(begin)
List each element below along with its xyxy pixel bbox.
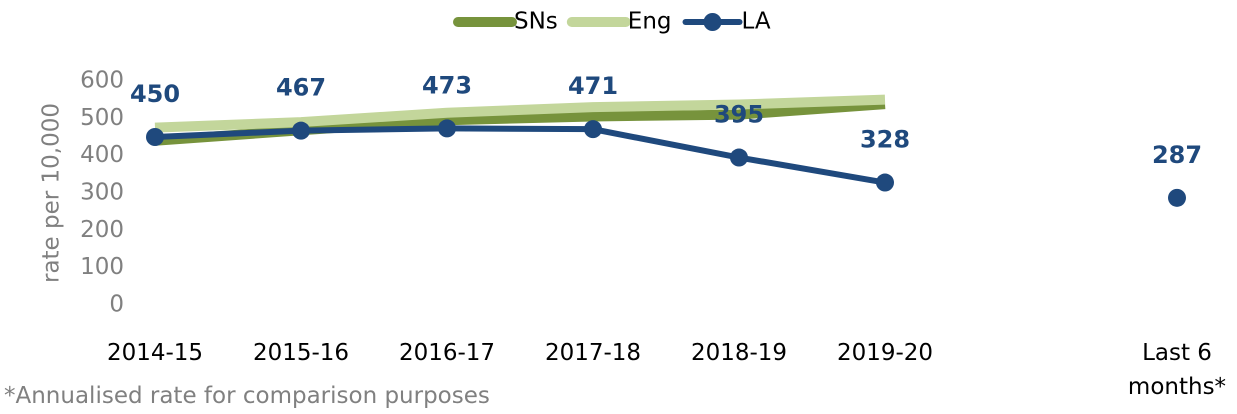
x-tick-label: 2014-15 (106, 340, 204, 366)
data-label: 395 (714, 101, 764, 129)
series-line (155, 128, 1177, 197)
y-axis-label: rate per 10,000 (39, 103, 65, 283)
marker (292, 121, 310, 140)
legend-marker (703, 13, 722, 31)
marker (438, 119, 456, 138)
data-label: 467 (276, 74, 326, 102)
series-line (154, 94, 886, 133)
marker (584, 120, 602, 139)
legend-label: Eng (628, 9, 672, 35)
x-tick-label: 2019-20 (836, 340, 934, 366)
data-label: 287 (1152, 141, 1202, 169)
y-tick-label: 500 (80, 105, 124, 131)
marker (146, 128, 164, 146)
y-tick-label: 100 (80, 254, 124, 280)
data-label: 471 (568, 72, 618, 100)
data-label: 328 (860, 126, 910, 154)
y-tick-label: 400 (80, 142, 124, 168)
x-tick-label: 2018-19 (690, 340, 788, 366)
marker (1168, 188, 1186, 207)
legend-label: SNs (514, 9, 558, 35)
y-tick-label: 600 (80, 68, 124, 94)
x-tick-label: 2015-16 (252, 340, 350, 366)
footnote: *Annualised rate for comparison purposes (4, 383, 490, 409)
x-tick-label: 2017-18 (544, 340, 642, 366)
y-tick-label: 0 (109, 292, 124, 318)
data-label: 450 (130, 80, 180, 108)
y-tick-label: 200 (80, 217, 124, 243)
y-tick-label: 300 (80, 180, 124, 206)
x-tick-label: 2016-17 (398, 340, 496, 366)
x-tick-label: Last 6 months* (1127, 340, 1227, 400)
data-label: 473 (422, 71, 472, 99)
marker (730, 148, 748, 167)
legend-label: LA (742, 9, 771, 35)
marker (876, 173, 894, 192)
(end)
• _Written task_: Show each line from the rows above that contains the word "rate". Case counts.

• _Output_:
y-axis-label: rate per 10,000 (39, 103, 65, 283)
footnote: *Annualised rate for comparison purposes (4, 383, 490, 409)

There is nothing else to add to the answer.